§ **Description of the task**: Examine the entries below, count the lines holding the string "Absorption", and respond with the number only.
Start Input material
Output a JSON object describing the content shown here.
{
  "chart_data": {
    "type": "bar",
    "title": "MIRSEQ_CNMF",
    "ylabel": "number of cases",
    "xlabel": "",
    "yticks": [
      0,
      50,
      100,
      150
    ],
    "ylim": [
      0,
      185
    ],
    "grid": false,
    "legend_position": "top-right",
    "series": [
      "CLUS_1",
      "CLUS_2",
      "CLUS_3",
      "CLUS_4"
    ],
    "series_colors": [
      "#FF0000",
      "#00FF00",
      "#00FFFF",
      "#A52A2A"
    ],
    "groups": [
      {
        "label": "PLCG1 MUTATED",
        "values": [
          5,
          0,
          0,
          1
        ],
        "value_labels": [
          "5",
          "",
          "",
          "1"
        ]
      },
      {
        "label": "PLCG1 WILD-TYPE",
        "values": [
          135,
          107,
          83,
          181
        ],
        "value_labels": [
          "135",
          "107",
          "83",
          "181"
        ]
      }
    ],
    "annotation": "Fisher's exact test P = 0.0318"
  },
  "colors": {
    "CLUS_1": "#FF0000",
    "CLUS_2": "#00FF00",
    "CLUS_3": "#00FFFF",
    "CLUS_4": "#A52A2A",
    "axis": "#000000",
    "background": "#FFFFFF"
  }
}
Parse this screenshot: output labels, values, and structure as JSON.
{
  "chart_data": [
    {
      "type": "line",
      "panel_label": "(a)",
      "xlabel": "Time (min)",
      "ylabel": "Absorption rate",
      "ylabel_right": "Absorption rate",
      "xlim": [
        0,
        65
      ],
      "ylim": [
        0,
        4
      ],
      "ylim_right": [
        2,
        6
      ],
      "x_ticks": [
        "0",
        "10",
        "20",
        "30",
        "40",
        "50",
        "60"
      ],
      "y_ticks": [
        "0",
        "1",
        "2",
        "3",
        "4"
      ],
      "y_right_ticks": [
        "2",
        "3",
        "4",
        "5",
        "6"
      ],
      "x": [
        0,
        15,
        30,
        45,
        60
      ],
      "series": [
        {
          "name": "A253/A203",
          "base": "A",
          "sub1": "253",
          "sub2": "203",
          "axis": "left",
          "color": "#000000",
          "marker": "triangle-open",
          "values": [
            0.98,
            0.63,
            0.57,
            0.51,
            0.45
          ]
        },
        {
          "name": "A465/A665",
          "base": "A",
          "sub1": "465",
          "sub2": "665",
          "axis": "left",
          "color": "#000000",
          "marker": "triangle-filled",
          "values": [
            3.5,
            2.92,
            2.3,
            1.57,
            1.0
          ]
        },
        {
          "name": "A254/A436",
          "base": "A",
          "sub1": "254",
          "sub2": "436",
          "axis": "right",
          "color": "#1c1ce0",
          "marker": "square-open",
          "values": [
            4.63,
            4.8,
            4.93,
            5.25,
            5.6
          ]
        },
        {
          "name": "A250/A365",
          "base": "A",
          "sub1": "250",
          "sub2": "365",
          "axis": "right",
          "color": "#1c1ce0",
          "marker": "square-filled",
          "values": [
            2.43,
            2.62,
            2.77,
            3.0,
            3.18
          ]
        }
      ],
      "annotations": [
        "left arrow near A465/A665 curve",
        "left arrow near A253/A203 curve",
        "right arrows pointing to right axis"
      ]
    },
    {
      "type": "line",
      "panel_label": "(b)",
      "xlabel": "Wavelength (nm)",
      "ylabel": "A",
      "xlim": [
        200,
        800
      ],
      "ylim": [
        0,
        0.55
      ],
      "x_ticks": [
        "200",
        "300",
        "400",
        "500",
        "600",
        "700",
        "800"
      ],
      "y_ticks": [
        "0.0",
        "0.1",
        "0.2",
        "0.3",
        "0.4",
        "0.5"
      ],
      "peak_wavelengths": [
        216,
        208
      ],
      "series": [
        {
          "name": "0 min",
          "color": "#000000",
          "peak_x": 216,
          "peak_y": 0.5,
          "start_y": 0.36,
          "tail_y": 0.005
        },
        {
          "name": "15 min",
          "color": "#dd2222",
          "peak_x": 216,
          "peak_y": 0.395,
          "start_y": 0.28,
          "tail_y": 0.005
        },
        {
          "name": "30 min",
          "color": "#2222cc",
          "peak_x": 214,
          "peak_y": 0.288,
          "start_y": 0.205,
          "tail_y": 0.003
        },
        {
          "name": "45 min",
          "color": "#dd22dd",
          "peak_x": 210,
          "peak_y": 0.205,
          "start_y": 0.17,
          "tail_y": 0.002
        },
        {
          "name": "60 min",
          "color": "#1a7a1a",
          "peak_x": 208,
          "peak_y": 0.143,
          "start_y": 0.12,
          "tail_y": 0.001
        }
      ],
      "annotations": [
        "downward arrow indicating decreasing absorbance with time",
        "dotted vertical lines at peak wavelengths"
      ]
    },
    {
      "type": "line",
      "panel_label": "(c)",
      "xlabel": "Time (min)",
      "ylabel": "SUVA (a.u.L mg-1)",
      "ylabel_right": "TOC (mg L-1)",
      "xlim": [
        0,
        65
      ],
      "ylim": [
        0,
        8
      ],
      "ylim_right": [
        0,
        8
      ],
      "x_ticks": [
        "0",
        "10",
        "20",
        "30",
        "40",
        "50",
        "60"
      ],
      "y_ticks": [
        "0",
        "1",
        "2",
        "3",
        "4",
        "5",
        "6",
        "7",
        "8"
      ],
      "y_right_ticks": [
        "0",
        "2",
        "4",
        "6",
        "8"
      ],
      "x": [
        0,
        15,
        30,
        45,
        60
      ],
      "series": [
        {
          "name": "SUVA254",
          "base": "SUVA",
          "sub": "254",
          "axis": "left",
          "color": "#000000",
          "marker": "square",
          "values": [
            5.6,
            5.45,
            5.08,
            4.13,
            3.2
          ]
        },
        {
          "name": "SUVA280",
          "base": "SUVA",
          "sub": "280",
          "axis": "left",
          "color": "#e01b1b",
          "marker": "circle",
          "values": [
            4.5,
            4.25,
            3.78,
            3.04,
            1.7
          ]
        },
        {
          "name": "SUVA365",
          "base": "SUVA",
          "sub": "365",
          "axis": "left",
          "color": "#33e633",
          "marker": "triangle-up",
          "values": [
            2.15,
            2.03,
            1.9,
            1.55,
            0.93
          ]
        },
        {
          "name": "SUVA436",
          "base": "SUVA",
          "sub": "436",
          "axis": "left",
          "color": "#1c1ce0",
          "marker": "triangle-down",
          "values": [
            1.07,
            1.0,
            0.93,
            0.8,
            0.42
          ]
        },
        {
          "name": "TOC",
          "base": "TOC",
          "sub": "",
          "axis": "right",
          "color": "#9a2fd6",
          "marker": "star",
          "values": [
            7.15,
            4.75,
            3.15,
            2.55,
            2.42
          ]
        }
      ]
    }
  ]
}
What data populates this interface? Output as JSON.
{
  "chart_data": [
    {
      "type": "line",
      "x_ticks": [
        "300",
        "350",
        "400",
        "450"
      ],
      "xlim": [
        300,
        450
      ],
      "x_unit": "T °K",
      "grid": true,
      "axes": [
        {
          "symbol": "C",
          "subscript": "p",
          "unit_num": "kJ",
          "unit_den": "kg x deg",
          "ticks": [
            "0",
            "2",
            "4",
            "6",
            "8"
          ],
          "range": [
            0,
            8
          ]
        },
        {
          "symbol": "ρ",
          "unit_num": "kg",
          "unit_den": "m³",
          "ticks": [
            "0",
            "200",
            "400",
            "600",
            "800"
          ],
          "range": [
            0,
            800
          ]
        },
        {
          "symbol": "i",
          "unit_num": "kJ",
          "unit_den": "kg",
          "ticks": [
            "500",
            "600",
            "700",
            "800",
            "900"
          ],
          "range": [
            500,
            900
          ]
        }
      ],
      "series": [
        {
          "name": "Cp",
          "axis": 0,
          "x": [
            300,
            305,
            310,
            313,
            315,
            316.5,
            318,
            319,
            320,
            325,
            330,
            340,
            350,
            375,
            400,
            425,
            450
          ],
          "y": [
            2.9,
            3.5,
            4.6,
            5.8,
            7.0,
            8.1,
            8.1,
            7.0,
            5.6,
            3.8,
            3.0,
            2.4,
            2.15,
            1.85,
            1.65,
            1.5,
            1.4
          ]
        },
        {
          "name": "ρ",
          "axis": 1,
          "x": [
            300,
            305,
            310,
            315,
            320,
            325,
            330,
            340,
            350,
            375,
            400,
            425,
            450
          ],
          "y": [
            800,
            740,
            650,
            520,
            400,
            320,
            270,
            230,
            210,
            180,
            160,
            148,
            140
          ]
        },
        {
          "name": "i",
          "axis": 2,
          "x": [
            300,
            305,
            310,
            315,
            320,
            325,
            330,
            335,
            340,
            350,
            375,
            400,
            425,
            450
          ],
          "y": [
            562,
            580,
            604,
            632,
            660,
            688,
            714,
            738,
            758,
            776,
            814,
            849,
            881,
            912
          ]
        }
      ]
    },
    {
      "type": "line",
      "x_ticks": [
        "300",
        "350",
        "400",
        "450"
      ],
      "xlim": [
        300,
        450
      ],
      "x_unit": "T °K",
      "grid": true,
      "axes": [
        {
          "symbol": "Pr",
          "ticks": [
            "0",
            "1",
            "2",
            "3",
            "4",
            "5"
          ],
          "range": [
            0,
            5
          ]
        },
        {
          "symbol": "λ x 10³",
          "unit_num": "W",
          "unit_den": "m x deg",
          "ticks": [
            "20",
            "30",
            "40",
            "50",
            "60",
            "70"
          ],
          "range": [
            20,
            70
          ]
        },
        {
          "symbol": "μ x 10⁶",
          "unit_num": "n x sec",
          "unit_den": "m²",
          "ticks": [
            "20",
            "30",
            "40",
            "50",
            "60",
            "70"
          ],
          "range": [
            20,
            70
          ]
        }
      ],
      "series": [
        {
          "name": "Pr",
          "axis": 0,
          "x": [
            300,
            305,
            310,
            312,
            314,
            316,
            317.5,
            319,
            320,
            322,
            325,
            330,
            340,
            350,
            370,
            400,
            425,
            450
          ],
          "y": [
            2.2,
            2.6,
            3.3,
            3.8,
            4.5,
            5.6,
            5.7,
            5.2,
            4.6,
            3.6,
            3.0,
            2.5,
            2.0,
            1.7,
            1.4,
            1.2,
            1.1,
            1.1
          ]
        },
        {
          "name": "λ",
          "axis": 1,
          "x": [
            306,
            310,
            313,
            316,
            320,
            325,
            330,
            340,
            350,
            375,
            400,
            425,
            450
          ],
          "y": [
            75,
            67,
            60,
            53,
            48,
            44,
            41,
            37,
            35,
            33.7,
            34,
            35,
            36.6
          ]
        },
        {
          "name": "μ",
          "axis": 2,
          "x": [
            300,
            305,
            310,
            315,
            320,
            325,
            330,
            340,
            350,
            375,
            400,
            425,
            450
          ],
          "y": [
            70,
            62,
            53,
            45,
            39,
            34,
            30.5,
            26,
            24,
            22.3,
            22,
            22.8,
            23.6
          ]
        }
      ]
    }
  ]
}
End Input material
§ **Output of the exercise**: 2